PROBLEM STATEMENT: Find each line containing the string "JSON". Copy it.

SOURCE DATA:
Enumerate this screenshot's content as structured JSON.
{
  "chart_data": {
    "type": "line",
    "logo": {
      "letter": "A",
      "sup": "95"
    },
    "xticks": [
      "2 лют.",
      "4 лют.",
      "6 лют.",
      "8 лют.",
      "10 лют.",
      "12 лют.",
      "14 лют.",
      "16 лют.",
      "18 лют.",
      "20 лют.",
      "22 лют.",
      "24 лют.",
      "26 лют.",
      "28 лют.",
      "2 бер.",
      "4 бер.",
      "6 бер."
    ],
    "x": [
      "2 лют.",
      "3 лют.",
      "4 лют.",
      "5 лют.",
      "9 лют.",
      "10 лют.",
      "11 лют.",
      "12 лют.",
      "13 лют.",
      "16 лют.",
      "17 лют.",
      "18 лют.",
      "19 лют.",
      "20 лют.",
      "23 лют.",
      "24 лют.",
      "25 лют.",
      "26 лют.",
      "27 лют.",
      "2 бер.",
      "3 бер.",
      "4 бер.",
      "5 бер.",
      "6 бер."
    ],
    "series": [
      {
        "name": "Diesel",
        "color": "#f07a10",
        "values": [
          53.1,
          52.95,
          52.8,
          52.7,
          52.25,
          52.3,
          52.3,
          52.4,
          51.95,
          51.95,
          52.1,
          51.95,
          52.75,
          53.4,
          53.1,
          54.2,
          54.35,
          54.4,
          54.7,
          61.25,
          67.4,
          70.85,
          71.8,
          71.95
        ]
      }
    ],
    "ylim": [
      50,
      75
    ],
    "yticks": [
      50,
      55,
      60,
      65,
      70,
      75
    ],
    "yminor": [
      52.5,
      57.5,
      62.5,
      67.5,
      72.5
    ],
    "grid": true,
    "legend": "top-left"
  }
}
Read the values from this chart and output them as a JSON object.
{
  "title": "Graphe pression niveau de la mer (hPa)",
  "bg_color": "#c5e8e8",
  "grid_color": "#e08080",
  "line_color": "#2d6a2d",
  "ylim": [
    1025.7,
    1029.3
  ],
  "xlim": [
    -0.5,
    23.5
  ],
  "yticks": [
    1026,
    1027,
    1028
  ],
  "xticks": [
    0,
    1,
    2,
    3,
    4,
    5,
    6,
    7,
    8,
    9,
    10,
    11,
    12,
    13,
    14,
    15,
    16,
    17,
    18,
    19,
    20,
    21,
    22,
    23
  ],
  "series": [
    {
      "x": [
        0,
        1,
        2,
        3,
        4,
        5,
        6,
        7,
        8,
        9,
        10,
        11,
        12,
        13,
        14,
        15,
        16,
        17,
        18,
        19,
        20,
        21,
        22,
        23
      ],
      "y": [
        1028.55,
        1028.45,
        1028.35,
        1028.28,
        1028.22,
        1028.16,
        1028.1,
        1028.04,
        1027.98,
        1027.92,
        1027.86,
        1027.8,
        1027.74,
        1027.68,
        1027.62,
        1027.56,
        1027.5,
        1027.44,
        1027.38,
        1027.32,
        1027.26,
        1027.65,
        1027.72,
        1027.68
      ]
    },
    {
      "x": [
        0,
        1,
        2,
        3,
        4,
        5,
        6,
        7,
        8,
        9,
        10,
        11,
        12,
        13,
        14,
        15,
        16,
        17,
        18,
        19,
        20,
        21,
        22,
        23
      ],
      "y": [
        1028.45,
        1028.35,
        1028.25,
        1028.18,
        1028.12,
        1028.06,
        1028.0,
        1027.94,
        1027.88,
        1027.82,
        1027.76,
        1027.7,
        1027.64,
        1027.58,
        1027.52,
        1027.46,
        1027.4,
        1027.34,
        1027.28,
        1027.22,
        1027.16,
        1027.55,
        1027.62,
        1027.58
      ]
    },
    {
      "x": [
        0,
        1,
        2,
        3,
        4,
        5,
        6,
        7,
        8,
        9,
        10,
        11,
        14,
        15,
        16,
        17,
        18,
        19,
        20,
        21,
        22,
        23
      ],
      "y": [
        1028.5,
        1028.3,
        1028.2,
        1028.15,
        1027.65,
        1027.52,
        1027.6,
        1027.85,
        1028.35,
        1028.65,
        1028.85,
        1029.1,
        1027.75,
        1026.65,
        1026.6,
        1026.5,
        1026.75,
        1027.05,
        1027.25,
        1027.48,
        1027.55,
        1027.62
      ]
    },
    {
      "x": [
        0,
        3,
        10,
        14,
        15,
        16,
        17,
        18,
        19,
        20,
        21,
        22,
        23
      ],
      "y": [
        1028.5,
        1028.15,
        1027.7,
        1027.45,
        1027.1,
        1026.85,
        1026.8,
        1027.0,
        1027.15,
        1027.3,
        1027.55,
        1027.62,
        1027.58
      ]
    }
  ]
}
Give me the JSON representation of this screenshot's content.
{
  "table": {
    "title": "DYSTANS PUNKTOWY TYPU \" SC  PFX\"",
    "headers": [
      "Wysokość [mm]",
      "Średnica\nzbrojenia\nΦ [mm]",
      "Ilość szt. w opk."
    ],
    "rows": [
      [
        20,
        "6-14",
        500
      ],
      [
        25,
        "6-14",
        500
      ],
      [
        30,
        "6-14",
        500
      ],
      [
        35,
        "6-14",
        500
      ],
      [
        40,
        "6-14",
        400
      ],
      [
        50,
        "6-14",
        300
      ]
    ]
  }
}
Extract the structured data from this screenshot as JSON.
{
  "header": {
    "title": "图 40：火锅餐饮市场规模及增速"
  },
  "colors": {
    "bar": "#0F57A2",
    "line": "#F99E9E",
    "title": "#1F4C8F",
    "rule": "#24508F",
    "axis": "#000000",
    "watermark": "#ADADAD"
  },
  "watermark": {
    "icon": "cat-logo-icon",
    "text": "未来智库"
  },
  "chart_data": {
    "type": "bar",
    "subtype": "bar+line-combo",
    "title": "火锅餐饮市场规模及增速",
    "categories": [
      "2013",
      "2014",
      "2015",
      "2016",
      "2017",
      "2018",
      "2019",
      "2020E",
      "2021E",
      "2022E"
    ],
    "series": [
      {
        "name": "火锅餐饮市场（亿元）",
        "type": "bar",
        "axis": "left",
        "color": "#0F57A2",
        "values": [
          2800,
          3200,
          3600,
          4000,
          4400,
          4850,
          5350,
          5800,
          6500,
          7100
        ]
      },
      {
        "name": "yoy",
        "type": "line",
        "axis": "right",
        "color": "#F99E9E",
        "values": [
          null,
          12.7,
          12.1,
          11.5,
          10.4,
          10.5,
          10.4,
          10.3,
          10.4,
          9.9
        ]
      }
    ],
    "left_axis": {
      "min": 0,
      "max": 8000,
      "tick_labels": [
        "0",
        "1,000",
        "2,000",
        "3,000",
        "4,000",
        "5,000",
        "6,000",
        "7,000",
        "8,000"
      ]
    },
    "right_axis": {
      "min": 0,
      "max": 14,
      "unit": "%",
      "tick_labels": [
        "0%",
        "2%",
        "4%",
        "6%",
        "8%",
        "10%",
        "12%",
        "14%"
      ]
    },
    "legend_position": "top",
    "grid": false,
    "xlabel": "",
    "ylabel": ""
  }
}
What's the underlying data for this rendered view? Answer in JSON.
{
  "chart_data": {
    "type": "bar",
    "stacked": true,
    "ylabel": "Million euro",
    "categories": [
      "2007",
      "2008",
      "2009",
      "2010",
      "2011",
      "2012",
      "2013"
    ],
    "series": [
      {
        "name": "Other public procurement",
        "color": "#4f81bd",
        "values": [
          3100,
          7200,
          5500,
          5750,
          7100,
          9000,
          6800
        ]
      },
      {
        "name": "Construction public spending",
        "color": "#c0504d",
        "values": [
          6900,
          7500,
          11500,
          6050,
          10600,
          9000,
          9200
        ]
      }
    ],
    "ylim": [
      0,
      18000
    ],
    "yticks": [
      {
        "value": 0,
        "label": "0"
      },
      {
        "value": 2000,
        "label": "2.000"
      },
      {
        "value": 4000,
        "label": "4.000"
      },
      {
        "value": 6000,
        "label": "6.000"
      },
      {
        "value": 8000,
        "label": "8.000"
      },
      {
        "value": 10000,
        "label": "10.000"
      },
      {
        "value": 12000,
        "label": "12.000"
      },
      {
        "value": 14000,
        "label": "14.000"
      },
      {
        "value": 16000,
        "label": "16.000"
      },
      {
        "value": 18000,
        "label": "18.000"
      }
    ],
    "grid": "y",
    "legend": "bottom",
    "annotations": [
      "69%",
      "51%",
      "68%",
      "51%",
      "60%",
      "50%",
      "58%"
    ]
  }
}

IN RESPONSE:
Enumerate this screenshot's content as structured JSON.
Read the values from this chart and output them as a JSON object.
Give me the JSON representation of this screenshot's content.
Extract the structured data from this screenshot as JSON.
What's the underlying data for this rendered view? Answer in JSON.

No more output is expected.